### PROBLEM DETAILS
Copy all of the lines below character for character, leaving nothing out.

### SOURCE DATA
* Begin *

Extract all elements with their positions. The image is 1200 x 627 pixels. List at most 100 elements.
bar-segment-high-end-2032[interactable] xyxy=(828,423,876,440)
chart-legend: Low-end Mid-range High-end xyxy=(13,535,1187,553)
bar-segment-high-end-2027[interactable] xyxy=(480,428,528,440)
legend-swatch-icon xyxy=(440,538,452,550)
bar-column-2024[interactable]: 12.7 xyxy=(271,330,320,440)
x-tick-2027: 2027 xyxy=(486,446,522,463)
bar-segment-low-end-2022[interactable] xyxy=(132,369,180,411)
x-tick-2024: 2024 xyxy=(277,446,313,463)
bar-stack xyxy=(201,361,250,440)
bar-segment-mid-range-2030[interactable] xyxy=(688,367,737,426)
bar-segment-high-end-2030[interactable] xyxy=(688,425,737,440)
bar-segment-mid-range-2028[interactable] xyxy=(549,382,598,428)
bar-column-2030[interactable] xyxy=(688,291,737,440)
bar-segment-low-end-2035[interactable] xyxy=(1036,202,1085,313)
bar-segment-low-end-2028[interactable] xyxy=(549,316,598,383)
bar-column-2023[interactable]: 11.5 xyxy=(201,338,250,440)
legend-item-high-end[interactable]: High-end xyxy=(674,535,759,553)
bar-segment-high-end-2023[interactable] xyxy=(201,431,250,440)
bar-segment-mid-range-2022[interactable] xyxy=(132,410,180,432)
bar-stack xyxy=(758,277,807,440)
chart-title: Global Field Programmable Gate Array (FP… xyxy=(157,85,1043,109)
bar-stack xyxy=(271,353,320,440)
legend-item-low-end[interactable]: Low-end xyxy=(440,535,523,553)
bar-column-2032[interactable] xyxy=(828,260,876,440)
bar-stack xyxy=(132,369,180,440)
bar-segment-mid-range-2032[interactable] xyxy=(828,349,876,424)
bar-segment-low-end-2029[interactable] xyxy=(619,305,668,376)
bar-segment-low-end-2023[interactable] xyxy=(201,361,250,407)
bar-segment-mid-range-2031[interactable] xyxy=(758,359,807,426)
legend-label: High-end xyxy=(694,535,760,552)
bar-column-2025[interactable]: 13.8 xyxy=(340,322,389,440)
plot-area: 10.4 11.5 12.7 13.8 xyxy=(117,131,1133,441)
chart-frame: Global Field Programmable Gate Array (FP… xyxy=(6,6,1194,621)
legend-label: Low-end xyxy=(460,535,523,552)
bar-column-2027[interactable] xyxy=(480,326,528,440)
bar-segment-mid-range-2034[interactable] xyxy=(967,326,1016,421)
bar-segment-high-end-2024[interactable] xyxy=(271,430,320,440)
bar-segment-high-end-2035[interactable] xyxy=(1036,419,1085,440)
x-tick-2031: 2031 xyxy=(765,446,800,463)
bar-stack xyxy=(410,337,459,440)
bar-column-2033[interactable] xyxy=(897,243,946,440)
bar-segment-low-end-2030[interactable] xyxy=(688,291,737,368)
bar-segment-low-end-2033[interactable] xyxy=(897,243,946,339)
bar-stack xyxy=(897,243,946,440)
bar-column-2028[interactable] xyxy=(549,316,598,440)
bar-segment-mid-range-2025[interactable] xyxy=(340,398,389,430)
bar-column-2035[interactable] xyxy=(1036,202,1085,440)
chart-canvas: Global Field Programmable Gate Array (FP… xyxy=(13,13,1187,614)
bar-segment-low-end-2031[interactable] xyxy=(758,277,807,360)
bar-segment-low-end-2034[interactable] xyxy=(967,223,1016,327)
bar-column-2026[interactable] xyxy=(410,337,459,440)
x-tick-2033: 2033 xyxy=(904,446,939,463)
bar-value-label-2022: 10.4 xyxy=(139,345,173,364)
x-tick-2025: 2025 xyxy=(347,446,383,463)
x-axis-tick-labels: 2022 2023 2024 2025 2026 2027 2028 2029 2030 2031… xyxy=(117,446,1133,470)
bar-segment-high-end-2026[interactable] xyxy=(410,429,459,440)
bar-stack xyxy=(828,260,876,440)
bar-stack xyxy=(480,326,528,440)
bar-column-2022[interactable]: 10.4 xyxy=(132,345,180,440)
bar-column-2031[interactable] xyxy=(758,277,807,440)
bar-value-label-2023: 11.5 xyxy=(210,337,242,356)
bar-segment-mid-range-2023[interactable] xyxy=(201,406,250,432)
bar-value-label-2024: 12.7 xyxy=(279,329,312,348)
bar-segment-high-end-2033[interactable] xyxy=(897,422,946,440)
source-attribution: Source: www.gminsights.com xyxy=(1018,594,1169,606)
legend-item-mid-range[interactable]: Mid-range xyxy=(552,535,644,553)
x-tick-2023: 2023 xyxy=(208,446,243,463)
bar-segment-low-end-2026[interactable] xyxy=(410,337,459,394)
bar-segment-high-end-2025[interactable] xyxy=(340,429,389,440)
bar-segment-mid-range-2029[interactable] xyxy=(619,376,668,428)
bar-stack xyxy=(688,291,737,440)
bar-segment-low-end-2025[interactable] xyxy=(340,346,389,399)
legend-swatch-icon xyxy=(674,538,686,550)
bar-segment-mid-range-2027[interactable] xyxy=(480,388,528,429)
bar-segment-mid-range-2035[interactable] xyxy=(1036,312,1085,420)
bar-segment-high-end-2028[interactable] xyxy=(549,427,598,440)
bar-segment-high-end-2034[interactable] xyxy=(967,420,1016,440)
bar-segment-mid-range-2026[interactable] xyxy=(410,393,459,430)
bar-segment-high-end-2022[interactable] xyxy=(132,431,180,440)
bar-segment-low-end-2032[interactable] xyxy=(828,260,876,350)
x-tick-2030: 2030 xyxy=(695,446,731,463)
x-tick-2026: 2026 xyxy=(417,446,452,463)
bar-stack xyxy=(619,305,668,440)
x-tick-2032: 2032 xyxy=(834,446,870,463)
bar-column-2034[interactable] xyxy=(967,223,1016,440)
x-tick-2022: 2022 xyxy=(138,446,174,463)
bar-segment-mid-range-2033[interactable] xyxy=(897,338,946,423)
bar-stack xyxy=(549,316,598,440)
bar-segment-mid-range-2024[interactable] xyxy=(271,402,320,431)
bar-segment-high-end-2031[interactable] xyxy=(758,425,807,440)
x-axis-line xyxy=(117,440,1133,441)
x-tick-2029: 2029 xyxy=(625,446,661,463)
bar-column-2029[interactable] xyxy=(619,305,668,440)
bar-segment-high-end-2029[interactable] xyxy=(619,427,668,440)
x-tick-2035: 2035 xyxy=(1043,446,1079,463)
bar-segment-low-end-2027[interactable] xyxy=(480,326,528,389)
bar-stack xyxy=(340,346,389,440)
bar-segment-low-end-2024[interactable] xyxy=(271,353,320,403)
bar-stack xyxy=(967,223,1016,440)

* End *

### CORRECT RESPONSE
Extract all elements with their positions. The image is 1200 x 627 pixels. List at most 100 elements.
bar-segment-high-end-2032[interactable] xyxy=(828,423,876,440)
chart-legend: Low-end Mid-range High-end xyxy=(13,535,1187,553)
bar-segment-high-end-2027[interactable] xyxy=(480,428,528,440)
legend-swatch-icon xyxy=(440,538,452,550)
bar-column-2024[interactable]: 12.7 xyxy=(271,330,320,440)
x-tick-2027: 2027 xyxy=(486,446,522,463)
bar-segment-low-end-2022[interactable] xyxy=(132,369,180,411)
x-tick-2024: 2024 xyxy=(277,446,313,463)
bar-stack xyxy=(201,361,250,440)
bar-segment-mid-range-2030[interactable] xyxy=(688,367,737,426)
bar-segment-high-end-2030[interactable] xyxy=(688,425,737,440)
bar-segment-mid-range-2028[interactable] xyxy=(549,382,598,428)
bar-column-2030[interactable] xyxy=(688,291,737,440)
bar-segment-low-end-2035[interactable] xyxy=(1036,202,1085,313)
bar-segment-low-end-2028[interactable] xyxy=(549,316,598,383)
bar-column-2023[interactable]: 11.5 xyxy=(201,338,250,440)
legend-item-high-end[interactable]: High-end xyxy=(674,535,759,553)
bar-segment-high-end-2023[interactable] xyxy=(201,431,250,440)
bar-segment-mid-range-2022[interactable] xyxy=(132,410,180,432)
bar-stack xyxy=(758,277,807,440)
chart-title: Global Field Programmable Gate Array (FP… xyxy=(157,85,1043,109)
bar-stack xyxy=(271,353,320,440)
legend-item-low-end[interactable]: Low-end xyxy=(440,535,523,553)
bar-column-2032[interactable] xyxy=(828,260,876,440)
bar-stack xyxy=(132,369,180,440)
bar-segment-mid-range-2032[interactable] xyxy=(828,349,876,424)
bar-segment-low-end-2029[interactable] xyxy=(619,305,668,376)
bar-segment-low-end-2023[interactable] xyxy=(201,361,250,407)
bar-segment-mid-range-2031[interactable] xyxy=(758,359,807,426)
legend-label: High-end xyxy=(694,535,760,552)
bar-column-2025[interactable]: 13.8 xyxy=(340,322,389,440)
plot-area: 10.4 11.5 12.7 13.8 xyxy=(117,131,1133,441)
chart-frame: Global Field Programmable Gate Array (FP… xyxy=(6,6,1194,621)
legend-label: Low-end xyxy=(460,535,523,552)
bar-column-2027[interactable] xyxy=(480,326,528,440)
bar-segment-mid-range-2034[interactable] xyxy=(967,326,1016,421)
bar-segment-high-end-2024[interactable] xyxy=(271,430,320,440)
bar-segment-high-end-2035[interactable] xyxy=(1036,419,1085,440)
x-tick-2031: 2031 xyxy=(765,446,800,463)
bar-stack xyxy=(410,337,459,440)
bar-column-2033[interactable] xyxy=(897,243,946,440)
bar-segment-low-end-2030[interactable] xyxy=(688,291,737,368)
bar-segment-low-end-2033[interactable] xyxy=(897,243,946,339)
bar-stack xyxy=(897,243,946,440)
bar-column-2028[interactable] xyxy=(549,316,598,440)
bar-segment-mid-range-2025[interactable] xyxy=(340,398,389,430)
bar-column-2035[interactable] xyxy=(1036,202,1085,440)
chart-canvas: Global Field Programmable Gate Array (FP… xyxy=(13,13,1187,614)
bar-segment-low-end-2031[interactable] xyxy=(758,277,807,360)
bar-segment-low-end-2034[interactable] xyxy=(967,223,1016,327)
bar-column-2026[interactable] xyxy=(410,337,459,440)
x-tick-2033: 2033 xyxy=(904,446,939,463)
bar-value-label-2022: 10.4 xyxy=(139,345,173,364)
x-tick-2025: 2025 xyxy=(347,446,383,463)
x-axis-tick-labels: 2022 2023 2024 2025 2026 2027 2028 2029 2030 2031… xyxy=(117,446,1133,470)
bar-segment-high-end-2026[interactable] xyxy=(410,429,459,440)
bar-stack xyxy=(828,260,876,440)
bar-stack xyxy=(480,326,528,440)
bar-column-2022[interactable]: 10.4 xyxy=(132,345,180,440)
bar-column-2031[interactable] xyxy=(758,277,807,440)
bar-value-label-2023: 11.5 xyxy=(210,337,242,356)
bar-segment-mid-range-2023[interactable] xyxy=(201,406,250,432)
bar-value-label-2024: 12.7 xyxy=(279,329,312,348)
bar-segment-high-end-2033[interactable] xyxy=(897,422,946,440)
source-attribution: Source: www.gminsights.com xyxy=(1018,594,1169,606)
legend-item-mid-range[interactable]: Mid-range xyxy=(552,535,644,553)
x-tick-2023: 2023 xyxy=(208,446,243,463)
bar-segment-low-end-2026[interactable] xyxy=(410,337,459,394)
bar-segment-high-end-2025[interactable] xyxy=(340,429,389,440)
bar-segment-mid-range-2029[interactable] xyxy=(619,376,668,428)
bar-stack xyxy=(688,291,737,440)
bar-segment-low-end-2025[interactable] xyxy=(340,346,389,399)
legend-swatch-icon xyxy=(674,538,686,550)
bar-segment-mid-range-2027[interactable] xyxy=(480,388,528,429)
bar-segment-mid-range-2035[interactable] xyxy=(1036,312,1085,420)
bar-segment-high-end-2028[interactable] xyxy=(549,427,598,440)
bar-segment-high-end-2034[interactable] xyxy=(967,420,1016,440)
bar-segment-mid-range-2026[interactable] xyxy=(410,393,459,430)
bar-segment-high-end-2022[interactable] xyxy=(132,431,180,440)
bar-segment-low-end-2032[interactable] xyxy=(828,260,876,350)
x-tick-2030: 2030 xyxy=(695,446,731,463)
x-tick-2026: 2026 xyxy=(417,446,452,463)
bar-stack xyxy=(619,305,668,440)
x-tick-2032: 2032 xyxy=(834,446,870,463)
bar-column-2034[interactable] xyxy=(967,223,1016,440)
x-tick-2022: 2022 xyxy=(138,446,174,463)
bar-segment-mid-range-2033[interactable] xyxy=(897,338,946,423)
bar-stack xyxy=(549,316,598,440)
bar-segment-mid-range-2024[interactable] xyxy=(271,402,320,431)
bar-segment-high-end-2031[interactable] xyxy=(758,425,807,440)
x-axis-line xyxy=(117,440,1133,441)
x-tick-2029: 2029 xyxy=(625,446,661,463)
bar-column-2029[interactable] xyxy=(619,305,668,440)
bar-segment-high-end-2029[interactable] xyxy=(619,427,668,440)
x-tick-2035: 2035 xyxy=(1043,446,1079,463)
bar-segment-low-end-2027[interactable] xyxy=(480,326,528,389)
bar-stack xyxy=(340,346,389,440)
bar-segment-low-end-2024[interactable] xyxy=(271,353,320,403)
bar-stack xyxy=(967,223,1016,440)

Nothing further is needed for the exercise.